### Work to be completed:
Copy the records that follow exactly as written, but not their pictures.

### Data listing:
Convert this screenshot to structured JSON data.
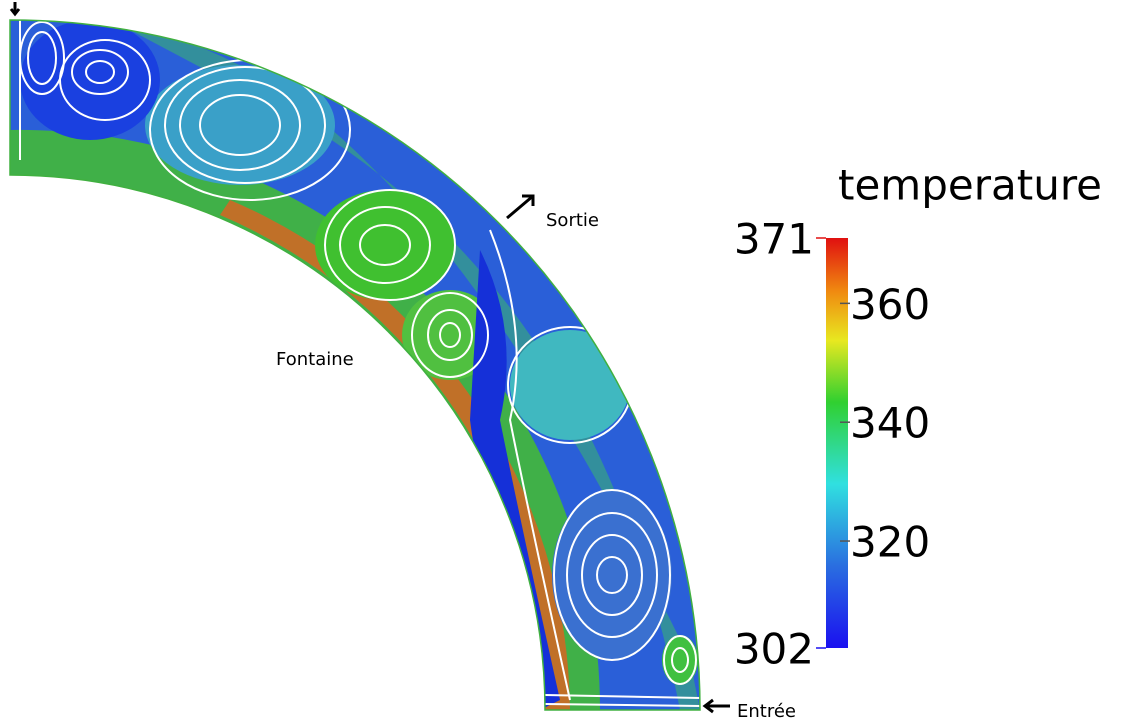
{
  "colorbar": {
    "title": "temperature",
    "range": [
      302,
      371
    ],
    "ticks": [
      360,
      340,
      320
    ]
  },
  "annotations": {
    "outlet": "Sortie",
    "fountain": "Fontaine",
    "inlet": "Entrée"
  }
}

### Solution to this exercise:
Convert this screenshot to structured JSON data.
{
  "colorbar": {
    "title": "temperature",
    "range": [
      302,
      371
    ],
    "ticks": [
      360,
      340,
      320
    ]
  },
  "annotations": {
    "outlet": "Sortie",
    "fountain": "Fontaine",
    "inlet": "Entrée"
  }
}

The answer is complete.